# Exercise task:
All the records that follow need to be reproduced exactly. Omit the images.

[Recorded data]
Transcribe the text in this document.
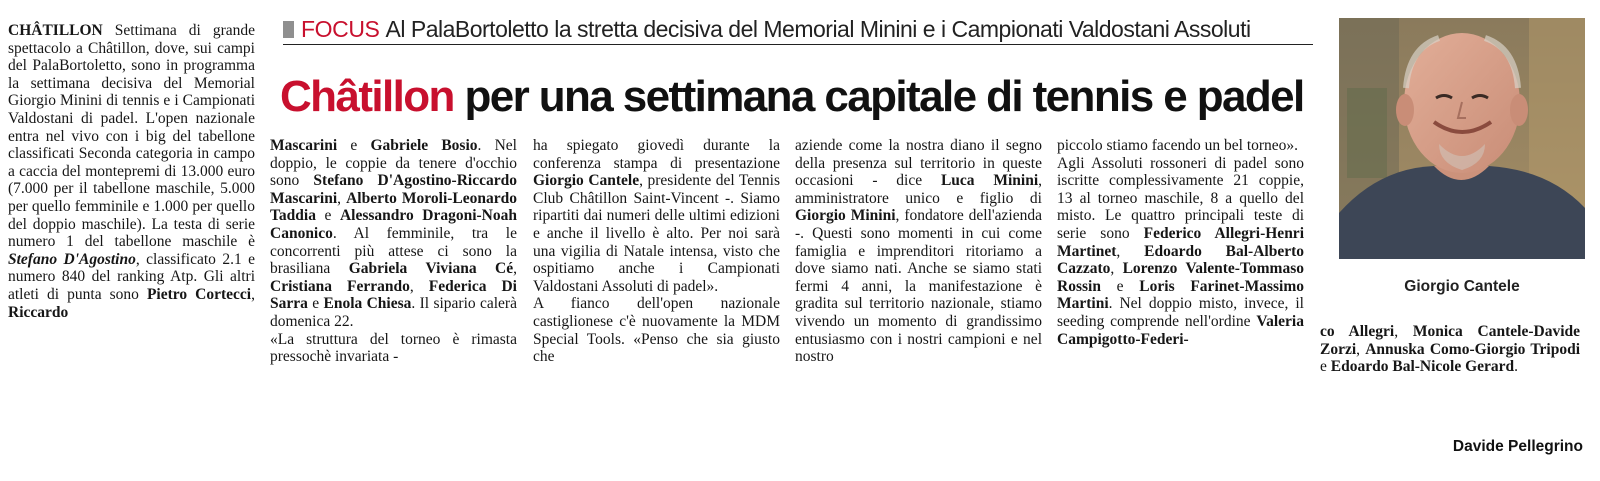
CHÂTILLON Settimana di grande spettacolo a Châtillon, dove, sui campi del PalaBortoletto, sono in programma la settimana decisiva del Memorial Giorgio Minini di tennis e i Campionati Valdostani di padel. L'open nazionale entra nel vivo con i big del tabellone classificati Seconda categoria in campo a caccia del montepremi di 13.000 euro (7.000 per il tabellone maschile, 5.000 per quello femminile e 1.000 per quello del doppio maschile). La testa di serie numero 1 del tabellone maschile è Stefano D'Agostino, classificato 2.1 e numero 840 del ranking Atp. Gli altri atleti di punta sono Pietro Cortecci, Riccardo

FOCUS Al PalaBortoletto la stretta decisiva del Memorial Minini e i Campionati Valdostani Assoluti
Châtillon per una settimana capitale di tennis e padel

Mascarini e Gabriele Bosio. Nel doppio, le coppie da tenere d'occhio sono Stefano D'Agostino-Riccardo Mascarini, Alberto Moroli-Leonardo Taddia e Alessandro Dragoni-Noah Canonico. Al femminile, tra le concorrenti più attese ci sono la brasiliana Gabriela Viviana Cé, Cristiana Ferrando, Federica Di Sarra e Enola Chiesa. Il sipario calerà domenica 22.

«La struttura del torneo è rimasta pressochè invariata -

ha spiegato giovedì durante la conferenza stampa di presentazione Giorgio Cantele, presidente del Tennis Club Châtillon Saint-Vincent -. Siamo ripartiti dai numeri delle ultimi edizioni e anche il livello è alto. Per noi sarà una vigilia di Natale intensa, visto che ospitiamo anche i Campionati Valdostani Assoluti di padel».

A fianco dell'open nazionale castiglionese c'è nuovamente la MDM Special Tools. «Penso che sia giusto che

aziende come la nostra diano il segno della presenza sul territorio in queste occasioni - dice Luca Minini, amministratore unico e figlio di Giorgio Minini, fondatore dell'azienda -. Questi sono momenti in cui come famiglia e imprenditori ritoriamo a dove siamo nati. Anche se siamo stati fermi 4 anni, la manifestazione è gradita sul territorio nazionale, stiamo vivendo un momento di grandissimo entusiasmo con i nostri campioni e nel nostro

piccolo stiamo facendo un bel torneo».

Agli Assoluti rossoneri di padel sono iscritte complessivamente 21 coppie, 13 al torneo maschile, 8 a quello del misto. Le quattro principali teste di serie sono Federico Allegri-Henri Martinet, Edoardo Bal-Alberto Cazzato, Lorenzo Valente-Tommaso Rossin e Loris Farinet-Massimo Martini. Nel doppio misto, invece, il seeding comprende nell'ordine Valeria Campigotto-Federi-

Giorgio Cantele

co Allegri, Monica Cantele-Davide Zorzi, Annuska Como-Giorgio Tripodi e Edoardo Bal-Nicole Gerard.

Davide Pellegrino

# Finished exercise:
Transcribe the text in this document.
CHÂTILLON Settimana di grande spettacolo a Châtillon, dove, sui campi del PalaBortoletto, sono in programma la settimana decisiva del Memorial Giorgio Minini di tennis e i Campionati Valdostani di padel. L'open nazionale entra nel vivo con i big del tabellone classificati Seconda categoria in campo a caccia del montepremi di 13.000 euro (7.000 per il tabellone maschile, 5.000 per quello femminile e 1.000 per quello del doppio maschile). La testa di serie numero 1 del tabellone maschile è Stefano D'Agostino, classificato 2.1 e numero 840 del ranking Atp. Gli altri atleti di punta sono Pietro Cortecci, Riccardo

FOCUS Al PalaBortoletto la stretta decisiva del Memorial Minini e i Campionati Valdostani Assoluti
Châtillon per una settimana capitale di tennis e padel

Mascarini e Gabriele Bosio. Nel doppio, le coppie da tenere d'occhio sono Stefano D'Agostino-Riccardo Mascarini, Alberto Moroli-Leonardo Taddia e Alessandro Dragoni-Noah Canonico. Al femminile, tra le concorrenti più attese ci sono la brasiliana Gabriela Viviana Cé, Cristiana Ferrando, Federica Di Sarra e Enola Chiesa. Il sipario calerà domenica 22.

«La struttura del torneo è rimasta pressochè invariata -

ha spiegato giovedì durante la conferenza stampa di presentazione Giorgio Cantele, presidente del Tennis Club Châtillon Saint-Vincent -. Siamo ripartiti dai numeri delle ultimi edizioni e anche il livello è alto. Per noi sarà una vigilia di Natale intensa, visto che ospitiamo anche i Campionati Valdostani Assoluti di padel».

A fianco dell'open nazionale castiglionese c'è nuovamente la MDM Special Tools. «Penso che sia giusto che

aziende come la nostra diano il segno della presenza sul territorio in queste occasioni - dice Luca Minini, amministratore unico e figlio di Giorgio Minini, fondatore dell'azienda -. Questi sono momenti in cui come famiglia e imprenditori ritoriamo a dove siamo nati. Anche se siamo stati fermi 4 anni, la manifestazione è gradita sul territorio nazionale, stiamo vivendo un momento di grandissimo entusiasmo con i nostri campioni e nel nostro

piccolo stiamo facendo un bel torneo».

Agli Assoluti rossoneri di padel sono iscritte complessivamente 21 coppie, 13 al torneo maschile, 8 a quello del misto. Le quattro principali teste di serie sono Federico Allegri-Henri Martinet, Edoardo Bal-Alberto Cazzato, Lorenzo Valente-Tommaso Rossin e Loris Farinet-Massimo Martini. Nel doppio misto, invece, il seeding comprende nell'ordine Valeria Campigotto-Federi-

Giorgio Cantele

co Allegri, Monica Cantele-Davide Zorzi, Annuska Como-Giorgio Tripodi e Edoardo Bal-Nicole Gerard.

Davide Pellegrino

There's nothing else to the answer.